— WRITTEN PROBLEM —
Your task is to return the span of lines beginning at the one with "Convert this document image to plain text." and ending at the last line of the data, exactly as it stands.

— RECORDED INFORMATION —
━━━━━━━━━━
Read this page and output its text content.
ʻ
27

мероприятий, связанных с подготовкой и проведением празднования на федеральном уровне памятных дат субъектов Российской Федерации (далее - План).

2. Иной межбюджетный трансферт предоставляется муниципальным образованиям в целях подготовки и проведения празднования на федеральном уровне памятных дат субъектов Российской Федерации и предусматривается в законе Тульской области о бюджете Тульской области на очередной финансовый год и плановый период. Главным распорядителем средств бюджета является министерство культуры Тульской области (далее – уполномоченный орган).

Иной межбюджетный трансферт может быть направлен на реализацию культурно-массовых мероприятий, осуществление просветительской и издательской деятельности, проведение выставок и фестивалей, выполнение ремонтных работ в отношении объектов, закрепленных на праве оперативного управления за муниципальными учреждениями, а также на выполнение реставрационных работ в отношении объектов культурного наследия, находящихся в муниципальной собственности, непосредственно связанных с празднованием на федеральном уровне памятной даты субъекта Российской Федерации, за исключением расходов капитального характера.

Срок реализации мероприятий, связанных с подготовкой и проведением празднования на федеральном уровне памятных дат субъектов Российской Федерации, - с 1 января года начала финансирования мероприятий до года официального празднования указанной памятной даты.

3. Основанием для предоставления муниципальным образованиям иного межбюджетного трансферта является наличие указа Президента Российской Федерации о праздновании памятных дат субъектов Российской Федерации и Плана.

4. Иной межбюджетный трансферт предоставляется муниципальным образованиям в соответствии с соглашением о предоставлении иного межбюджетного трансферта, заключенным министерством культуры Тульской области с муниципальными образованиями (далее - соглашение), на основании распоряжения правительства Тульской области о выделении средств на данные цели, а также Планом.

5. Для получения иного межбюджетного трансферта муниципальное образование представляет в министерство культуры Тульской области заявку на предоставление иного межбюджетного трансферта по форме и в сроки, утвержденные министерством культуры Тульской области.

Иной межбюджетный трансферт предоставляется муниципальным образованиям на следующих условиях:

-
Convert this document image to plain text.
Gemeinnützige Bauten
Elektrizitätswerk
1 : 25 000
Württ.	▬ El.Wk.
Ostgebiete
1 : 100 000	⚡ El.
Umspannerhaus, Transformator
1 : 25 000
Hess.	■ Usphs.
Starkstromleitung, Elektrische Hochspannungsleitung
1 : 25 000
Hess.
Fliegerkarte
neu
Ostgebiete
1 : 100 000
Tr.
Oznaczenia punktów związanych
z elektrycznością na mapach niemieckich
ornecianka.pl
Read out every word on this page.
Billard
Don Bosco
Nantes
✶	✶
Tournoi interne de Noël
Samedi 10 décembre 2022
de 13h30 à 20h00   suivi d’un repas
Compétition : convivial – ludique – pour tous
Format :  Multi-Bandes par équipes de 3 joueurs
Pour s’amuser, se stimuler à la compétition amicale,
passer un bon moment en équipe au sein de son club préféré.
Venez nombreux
━━━━━━━━━━
— TASK SOLUTION —
Convert this document image to plain text.
Gemeinnützige Bauten
Elektrizitätswerk
1 : 25 000
Württ.	▬ El.Wk.
Ostgebiete
1 : 100 000	⚡ El.
Umspannerhaus, Transformator
1 : 25 000
Hess.	■ Usphs.
Starkstromleitung, Elektrische Hochspannungsleitung
1 : 25 000
Hess.
Fliegerkarte
neu
Ostgebiete
1 : 100 000
Tr.
Oznaczenia punktów związanych
z elektrycznością na mapach niemieckich
ornecianka.pl
Read out every word on this page.
Billard
Don Bosco
Nantes
✶	✶
Tournoi interne de Noël
Samedi 10 décembre 2022
de 13h30 à 20h00   suivi d’un repas
Compétition : convivial – ludique – pour tous
Format :  Multi-Bandes par équipes de 3 joueurs
Pour s’amuser, se stimuler à la compétition amicale,
passer un bon moment en équipe au sein de son club préféré.
Venez nombreux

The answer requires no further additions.